Aim: Output the data word for word, dropping every image.

Listed entries:
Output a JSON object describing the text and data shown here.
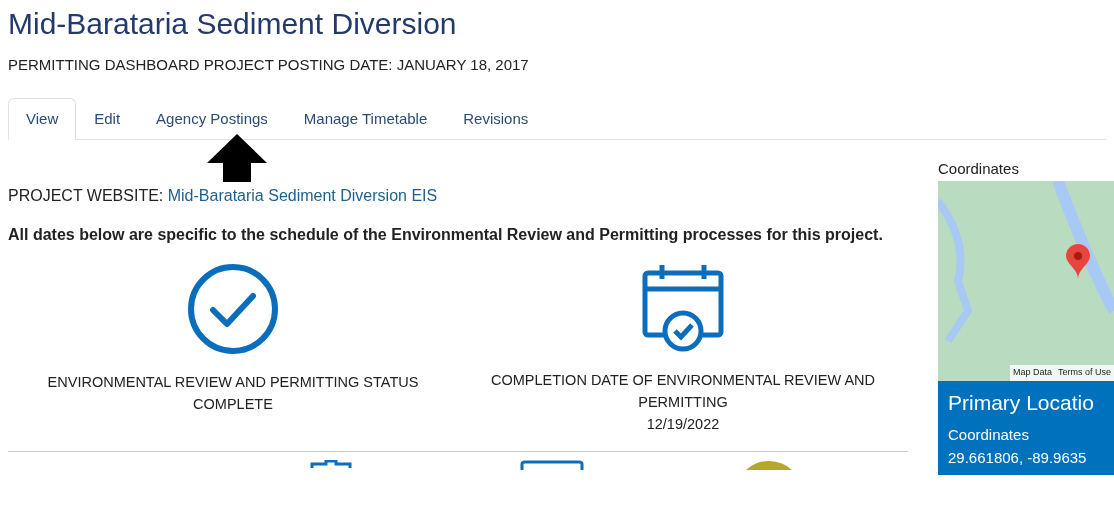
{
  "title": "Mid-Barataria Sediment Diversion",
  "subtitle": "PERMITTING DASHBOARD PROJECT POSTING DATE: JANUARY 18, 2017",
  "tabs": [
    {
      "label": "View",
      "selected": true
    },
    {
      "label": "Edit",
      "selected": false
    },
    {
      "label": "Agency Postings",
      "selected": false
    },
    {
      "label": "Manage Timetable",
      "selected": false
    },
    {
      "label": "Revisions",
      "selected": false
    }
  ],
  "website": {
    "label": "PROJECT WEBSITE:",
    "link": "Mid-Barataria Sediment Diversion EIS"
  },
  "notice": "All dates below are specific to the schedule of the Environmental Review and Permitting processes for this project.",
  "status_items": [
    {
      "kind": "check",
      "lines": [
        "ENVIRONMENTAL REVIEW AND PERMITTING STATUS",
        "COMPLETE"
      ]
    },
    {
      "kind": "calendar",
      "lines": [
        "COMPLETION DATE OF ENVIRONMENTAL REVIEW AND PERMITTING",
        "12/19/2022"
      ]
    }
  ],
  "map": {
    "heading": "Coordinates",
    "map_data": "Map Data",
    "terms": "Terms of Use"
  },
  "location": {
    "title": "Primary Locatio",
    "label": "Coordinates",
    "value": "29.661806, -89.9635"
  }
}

Output for this exercise:
Output a JSON object describing the text and data shown here.
{
  "title": "Mid-Barataria Sediment Diversion",
  "subtitle": "PERMITTING DASHBOARD PROJECT POSTING DATE: JANUARY 18, 2017",
  "tabs": [
    {
      "label": "View",
      "selected": true
    },
    {
      "label": "Edit",
      "selected": false
    },
    {
      "label": "Agency Postings",
      "selected": false
    },
    {
      "label": "Manage Timetable",
      "selected": false
    },
    {
      "label": "Revisions",
      "selected": false
    }
  ],
  "website": {
    "label": "PROJECT WEBSITE:",
    "link": "Mid-Barataria Sediment Diversion EIS"
  },
  "notice": "All dates below are specific to the schedule of the Environmental Review and Permitting processes for this project.",
  "status_items": [
    {
      "kind": "check",
      "lines": [
        "ENVIRONMENTAL REVIEW AND PERMITTING STATUS",
        "COMPLETE"
      ]
    },
    {
      "kind": "calendar",
      "lines": [
        "COMPLETION DATE OF ENVIRONMENTAL REVIEW AND PERMITTING",
        "12/19/2022"
      ]
    }
  ],
  "map": {
    "heading": "Coordinates",
    "map_data": "Map Data",
    "terms": "Terms of Use"
  },
  "location": {
    "title": "Primary Locatio",
    "label": "Coordinates",
    "value": "29.661806, -89.9635"
  }
}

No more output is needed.